TEXT SECTION:

◇ ◇ ◇ ◇ ◇ ◇ ◇

This suggests we want to have dedicated paths for moving pointer-sized and
perhaps int-sized elements. Nevertheless, we should keep the code simple and
small: qsort by itself is not a hot function, and we want to avoid evicting
other useful code from the L1 cache.
Implementation

Sorting networks work nicely for small arrays. They needs to be paired with some
divide-and-conquer algorithm for larger arrays. For gcc_qsort I
went with classic merge sort. Although it requires dynamic allocation, and so
cannot be used to implement C qsort, which is not allowed to fail due to memory
exhaustion, it still can be used for sorting in the compiler.
In gcc_qsort, applying a sorting network either works in-place or relocates
from one buffer to another: this is used to avoid copying in merge sort.
Here's how it works. First, some helper declarations:
#ifdef __GNUC__
#define likely(cond)  __builtin_expect((cond), 1)
#define noinline      __attribute__((__noinline__))
#else
#define likely(cond)  (cond)
#define noinline
#endif

typedef int cmp_fn(const void *, const void *);

/* Structure holding read-mostly (read-only in netsort) context. */
struct sort_ctx {
	cmp_fn *cmp; // pointer to comparator
	char *out;   // output buffer
	size_t n;    // number of elements
	size_t size; // element size
};
And the sorting network implementation itself:
/* Helper for netsort. Invoke comparator CMP on E0 and E1.
   Return E0^E1 if E0 compares less than E1, zero otherwise.
   This is noinline to reduce code growth and confine invocation
   to a single call site, assisting indirect branch prediction. */
noinline static intptr_t cmp1(char *e0, char *e1, cmp_fn *cmp)
{
	intptr_t x = (intptr_t) e0 ^ (intptr_t) e1;
	return x & (cmp(e0, e1) >> 31);
}

/* Apply a sorting network to 2 to 5 elements from IN, placing them into C->OUT.
   IN may be equal to C->OUT, in which case elements are sorted in place. */
static void netsort(char *in, struct sort_ctx *c)
{
#define CMP(e0, e1) do {        	   \
	intptr_t x = cmp1(e1, e0, c->cmp); \
	e0 = (char *)((intptr_t)e0 ^ x);   \
	e1 = (char *)((intptr_t)e1 ^ x);   \
} while (0)
	char *e0 = in, *e1 = e0 + c->size, *e2 = e1 + c->size;
	CMP(e0, e1);
	if (likely(c->n == 3)) {
		CMP(e1, e2);
		CMP(e0, e1);
	}
	if (c->n <= 3) {
		reorder23(c, e0, e1, e2);
		return;
	}
	char *e3 = e2 + c->size, *e4 = e3 + c->size;
	if (likely(c->n == 5)) {
		CMP(e3, e4);
		CMP(e2, e4);
	}
	CMP(e2, e3);
	if (likely(c->n == 5)) {
		CMP(e0, e3);
		CMP(e1, e4);
	}
	CMP(e0, e2);
	CMP(e1, e3);
	CMP(e1, e2);
	reorder45(c, e0, e1, e2, e3, e4);
}

Does this netsort function implement a stable sort?

Note how this sorting network implementation keeps pointers to elements on
registers and swaps them in a branchless fashion based on comparator result.

◇ ◇ ◇ ◇ ◇ ◇ ◇

DIRECTIVE 1: Write out the passage of the sorting network text starting with "This is noinline" and going on through "char *e1, cmp_fn *cmp)".
DIRECTIVE 2: List every field declared in the sort_ctx structure in the sorting network text.
DIRECTIVE 3: Proceed with the sorting network text from the point where it stops.

Records from a dataset:
◇ ◇ ◇ ◇ ◇ ◇ ◇

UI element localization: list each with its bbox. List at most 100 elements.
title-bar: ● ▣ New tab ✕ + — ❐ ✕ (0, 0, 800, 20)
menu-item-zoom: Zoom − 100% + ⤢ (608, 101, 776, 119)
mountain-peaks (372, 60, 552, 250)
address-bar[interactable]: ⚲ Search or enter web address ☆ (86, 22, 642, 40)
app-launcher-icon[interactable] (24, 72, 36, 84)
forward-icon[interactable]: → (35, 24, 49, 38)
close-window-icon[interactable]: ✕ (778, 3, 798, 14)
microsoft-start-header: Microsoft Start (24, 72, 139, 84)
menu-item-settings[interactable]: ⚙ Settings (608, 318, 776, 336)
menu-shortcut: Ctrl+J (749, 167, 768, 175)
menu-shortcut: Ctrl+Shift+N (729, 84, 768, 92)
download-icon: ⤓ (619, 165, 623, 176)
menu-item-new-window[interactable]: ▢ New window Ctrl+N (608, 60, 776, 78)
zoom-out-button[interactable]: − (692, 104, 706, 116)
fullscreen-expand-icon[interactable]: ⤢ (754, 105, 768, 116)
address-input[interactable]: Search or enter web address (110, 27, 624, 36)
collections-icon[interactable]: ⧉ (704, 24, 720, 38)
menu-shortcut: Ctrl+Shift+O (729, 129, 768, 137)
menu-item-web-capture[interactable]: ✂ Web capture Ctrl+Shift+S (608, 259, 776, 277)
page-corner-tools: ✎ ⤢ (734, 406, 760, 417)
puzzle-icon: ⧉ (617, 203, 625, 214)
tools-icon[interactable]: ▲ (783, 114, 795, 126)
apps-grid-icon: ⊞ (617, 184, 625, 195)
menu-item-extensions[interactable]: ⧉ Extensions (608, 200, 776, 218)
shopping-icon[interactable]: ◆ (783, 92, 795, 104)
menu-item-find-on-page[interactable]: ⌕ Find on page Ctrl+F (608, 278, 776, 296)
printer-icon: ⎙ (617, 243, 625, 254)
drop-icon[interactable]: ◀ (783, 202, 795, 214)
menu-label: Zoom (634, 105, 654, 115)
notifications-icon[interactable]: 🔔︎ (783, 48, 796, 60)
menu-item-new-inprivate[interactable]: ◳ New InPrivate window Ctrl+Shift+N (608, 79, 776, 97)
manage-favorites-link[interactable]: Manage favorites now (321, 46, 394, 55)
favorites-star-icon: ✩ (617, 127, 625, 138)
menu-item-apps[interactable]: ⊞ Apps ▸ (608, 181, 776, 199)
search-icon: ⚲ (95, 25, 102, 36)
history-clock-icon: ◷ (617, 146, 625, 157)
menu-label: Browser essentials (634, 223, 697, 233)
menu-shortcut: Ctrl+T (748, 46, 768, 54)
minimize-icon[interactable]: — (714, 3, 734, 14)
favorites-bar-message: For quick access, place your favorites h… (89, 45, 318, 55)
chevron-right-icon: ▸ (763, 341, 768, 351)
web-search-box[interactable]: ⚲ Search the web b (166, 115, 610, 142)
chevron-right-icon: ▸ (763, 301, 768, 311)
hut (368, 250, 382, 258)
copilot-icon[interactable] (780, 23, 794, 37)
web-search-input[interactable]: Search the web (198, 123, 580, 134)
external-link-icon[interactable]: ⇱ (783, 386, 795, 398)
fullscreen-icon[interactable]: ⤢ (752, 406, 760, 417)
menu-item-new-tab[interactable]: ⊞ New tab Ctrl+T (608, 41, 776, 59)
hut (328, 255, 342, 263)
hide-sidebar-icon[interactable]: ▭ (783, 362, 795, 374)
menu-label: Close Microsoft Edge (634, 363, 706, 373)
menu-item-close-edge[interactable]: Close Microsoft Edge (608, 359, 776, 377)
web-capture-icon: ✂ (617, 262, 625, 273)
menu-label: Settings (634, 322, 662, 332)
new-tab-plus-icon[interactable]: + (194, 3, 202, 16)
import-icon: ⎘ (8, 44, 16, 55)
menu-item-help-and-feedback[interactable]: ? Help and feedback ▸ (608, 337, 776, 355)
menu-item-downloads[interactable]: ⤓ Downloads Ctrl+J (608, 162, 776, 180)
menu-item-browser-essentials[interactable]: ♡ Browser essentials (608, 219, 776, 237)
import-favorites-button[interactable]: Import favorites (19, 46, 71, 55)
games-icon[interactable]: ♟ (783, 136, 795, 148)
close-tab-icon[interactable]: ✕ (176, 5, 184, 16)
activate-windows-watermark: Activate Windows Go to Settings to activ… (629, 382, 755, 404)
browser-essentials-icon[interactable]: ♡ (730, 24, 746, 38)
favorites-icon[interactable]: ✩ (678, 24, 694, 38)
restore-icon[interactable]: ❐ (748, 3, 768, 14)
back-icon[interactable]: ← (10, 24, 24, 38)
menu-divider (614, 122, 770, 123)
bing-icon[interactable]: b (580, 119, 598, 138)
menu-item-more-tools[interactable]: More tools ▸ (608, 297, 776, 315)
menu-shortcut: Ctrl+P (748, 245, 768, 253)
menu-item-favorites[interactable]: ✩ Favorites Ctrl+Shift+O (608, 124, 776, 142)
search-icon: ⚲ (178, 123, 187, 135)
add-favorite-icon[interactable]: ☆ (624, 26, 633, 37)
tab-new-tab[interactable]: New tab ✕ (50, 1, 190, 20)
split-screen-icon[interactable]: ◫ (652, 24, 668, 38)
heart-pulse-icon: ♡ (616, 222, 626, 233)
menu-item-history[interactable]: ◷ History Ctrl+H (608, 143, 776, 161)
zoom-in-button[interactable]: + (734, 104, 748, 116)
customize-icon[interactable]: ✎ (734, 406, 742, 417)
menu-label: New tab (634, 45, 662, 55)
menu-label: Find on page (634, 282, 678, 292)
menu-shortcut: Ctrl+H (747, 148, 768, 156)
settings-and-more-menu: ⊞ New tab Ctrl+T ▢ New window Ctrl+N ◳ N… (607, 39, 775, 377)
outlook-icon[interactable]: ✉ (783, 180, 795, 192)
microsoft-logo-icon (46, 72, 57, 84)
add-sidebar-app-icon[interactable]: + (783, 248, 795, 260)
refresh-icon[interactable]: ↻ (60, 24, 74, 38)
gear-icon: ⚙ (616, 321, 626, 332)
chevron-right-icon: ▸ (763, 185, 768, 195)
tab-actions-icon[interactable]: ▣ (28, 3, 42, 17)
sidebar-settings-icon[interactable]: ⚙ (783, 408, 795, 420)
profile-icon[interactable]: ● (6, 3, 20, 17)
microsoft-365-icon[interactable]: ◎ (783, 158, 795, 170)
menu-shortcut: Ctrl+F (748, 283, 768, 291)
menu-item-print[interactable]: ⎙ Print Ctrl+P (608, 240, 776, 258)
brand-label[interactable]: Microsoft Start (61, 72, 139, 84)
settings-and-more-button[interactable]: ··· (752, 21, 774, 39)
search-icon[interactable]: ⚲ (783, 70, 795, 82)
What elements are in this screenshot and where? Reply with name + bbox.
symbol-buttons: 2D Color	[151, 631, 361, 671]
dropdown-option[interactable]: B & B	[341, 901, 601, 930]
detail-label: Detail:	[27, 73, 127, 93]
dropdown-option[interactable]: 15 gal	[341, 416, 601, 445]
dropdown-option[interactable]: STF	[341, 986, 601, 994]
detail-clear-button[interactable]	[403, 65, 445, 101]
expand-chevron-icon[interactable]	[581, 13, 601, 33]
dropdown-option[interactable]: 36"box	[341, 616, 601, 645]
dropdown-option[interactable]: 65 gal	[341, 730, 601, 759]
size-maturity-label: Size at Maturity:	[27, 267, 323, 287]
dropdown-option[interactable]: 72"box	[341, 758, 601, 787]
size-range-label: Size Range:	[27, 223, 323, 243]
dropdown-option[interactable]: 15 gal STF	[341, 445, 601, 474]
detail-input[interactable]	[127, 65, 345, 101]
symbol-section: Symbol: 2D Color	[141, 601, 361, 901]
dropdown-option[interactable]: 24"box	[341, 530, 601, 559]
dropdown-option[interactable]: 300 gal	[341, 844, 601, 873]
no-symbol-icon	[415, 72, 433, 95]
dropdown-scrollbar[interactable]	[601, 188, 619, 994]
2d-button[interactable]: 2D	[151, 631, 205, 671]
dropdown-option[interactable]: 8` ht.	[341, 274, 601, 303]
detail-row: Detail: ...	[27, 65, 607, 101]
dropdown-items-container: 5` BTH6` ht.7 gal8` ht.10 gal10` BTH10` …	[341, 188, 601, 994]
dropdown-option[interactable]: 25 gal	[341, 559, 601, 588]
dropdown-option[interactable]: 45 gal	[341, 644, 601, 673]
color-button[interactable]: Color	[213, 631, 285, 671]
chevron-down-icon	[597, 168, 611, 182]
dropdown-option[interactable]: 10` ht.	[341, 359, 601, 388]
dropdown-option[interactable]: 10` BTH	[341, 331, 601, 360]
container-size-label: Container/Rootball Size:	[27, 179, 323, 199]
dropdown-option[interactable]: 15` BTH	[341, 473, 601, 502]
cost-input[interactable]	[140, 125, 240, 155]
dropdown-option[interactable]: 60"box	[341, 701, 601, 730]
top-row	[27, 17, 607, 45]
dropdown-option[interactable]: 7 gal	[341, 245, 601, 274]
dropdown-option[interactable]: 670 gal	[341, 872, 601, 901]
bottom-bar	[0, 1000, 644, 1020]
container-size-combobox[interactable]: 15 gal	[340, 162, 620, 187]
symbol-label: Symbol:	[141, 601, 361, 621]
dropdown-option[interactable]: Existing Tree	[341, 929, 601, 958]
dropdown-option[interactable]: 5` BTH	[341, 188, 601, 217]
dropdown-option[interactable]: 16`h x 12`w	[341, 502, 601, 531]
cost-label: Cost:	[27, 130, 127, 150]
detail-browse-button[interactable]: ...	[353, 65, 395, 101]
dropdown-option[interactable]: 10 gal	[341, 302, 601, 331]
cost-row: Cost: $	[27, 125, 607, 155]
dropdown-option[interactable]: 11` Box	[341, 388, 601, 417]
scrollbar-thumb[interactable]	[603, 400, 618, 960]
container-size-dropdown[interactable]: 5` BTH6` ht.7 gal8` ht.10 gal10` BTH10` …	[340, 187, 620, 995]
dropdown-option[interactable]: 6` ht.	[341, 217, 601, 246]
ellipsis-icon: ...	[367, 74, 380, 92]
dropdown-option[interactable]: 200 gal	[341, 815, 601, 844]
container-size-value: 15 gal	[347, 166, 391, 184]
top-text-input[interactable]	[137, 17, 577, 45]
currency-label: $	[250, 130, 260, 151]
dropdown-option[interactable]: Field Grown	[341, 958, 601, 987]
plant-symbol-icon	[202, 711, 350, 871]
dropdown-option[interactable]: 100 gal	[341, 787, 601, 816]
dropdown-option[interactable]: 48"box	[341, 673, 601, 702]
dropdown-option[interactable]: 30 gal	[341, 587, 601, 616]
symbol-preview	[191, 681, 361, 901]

◇ ◇ ◇ ◇ ◇ ◇ ◇

ANSWER 1:
This is noinline to reduce code growth and confine invocation
   to a single call site, assisting indirect branch prediction. */
noinline static intptr_t cmp1(char *e0, char *e1, cmp_fn *cmp)

ANSWER 2: cmp, out, n, size

ANSWER 3:
In this approach, no auxiliary array is needed to store the order of comparison
steps in the network: they are explicit in program flow. This requires
"unrolling" the network, but note how the implementation folds together four
networks and ends up only two comparators longer than the longest individual
network (11 comparators here vs. 9 comparators for 5-input sorting network).
Of course, extending this implementation to handle 6 inputs would blow up code
size, but at that point we'd also run out of available registers on x86-64:
there are 6 callee-saved registers, which we need for the c pointer
and e0, …, e4. Also, sorting networks get less
efficient in terms of comparator invocations as size grows: at size 5 already
they use more comparisons than necessary (9, while only 7 are necessary and sufficient;
merge sort uses up to 8).
As already noted, the code takes care to swap pointers via bitwise operations
rather than conditional branches. It trades control dependencies for more data
dependencies, so there's never any risk of throwing away pipelined operations
when a branch depending on comparator result is mispredicted. Extra data
dependencies imply that some steps are serialized where they could run with
overlapping if correctly predicted, but four- and five-input networks
nevertheless have some completely independent comparison steps.
As netsort function only permutes pointers in registers, it is the
job of helper functions like reorder23 to reorder the corresponding
pointed-to values that can be of arbitrary size. This is where using sorting networks
really pays off compared to swap-based sort implementations.

Doesn't this have lots of overhead due to memcpy calls? And why
do we need those at all, what's wrong with good old
t0 = *(TYPE *)e0?

/* Helper for netsort. Permute, possibly in-place, 2 or 3 elements,
   placing E0 to C->OUT, E1 to C->OUT + C->SIZE, and so on. */
static void reorder23(struct sort_ctx *c, char *e0, char *e1, char *e2)
{
#define REORDER_23(TYPE, STRIDE, OFFSET) do {   		 \
	TYPE t0, t1;                                    	 \
	memcpy(&t0, e0 + OFFSET, sizeof t0);            	 \
	memcpy(&t1, e1 + OFFSET, sizeof t1);            	 \
	char *out = c->out + OFFSET;                    	 \
	if (likely(c->n == 3))                          	 \
		memmove(out + 2*STRIDE, e2 + OFFSET, sizeof t0); \
	memcpy(out, &t0, sizeof t0); out += STRIDE;     	 \
	memcpy(out, &t1, sizeof t1);                    	 \
} while (0)

	if (likely(c->size == sizeof(size_t)))
		REORDER_23(size_t, sizeof(size_t), 0);
	else if (likely(c->size == sizeof(int)))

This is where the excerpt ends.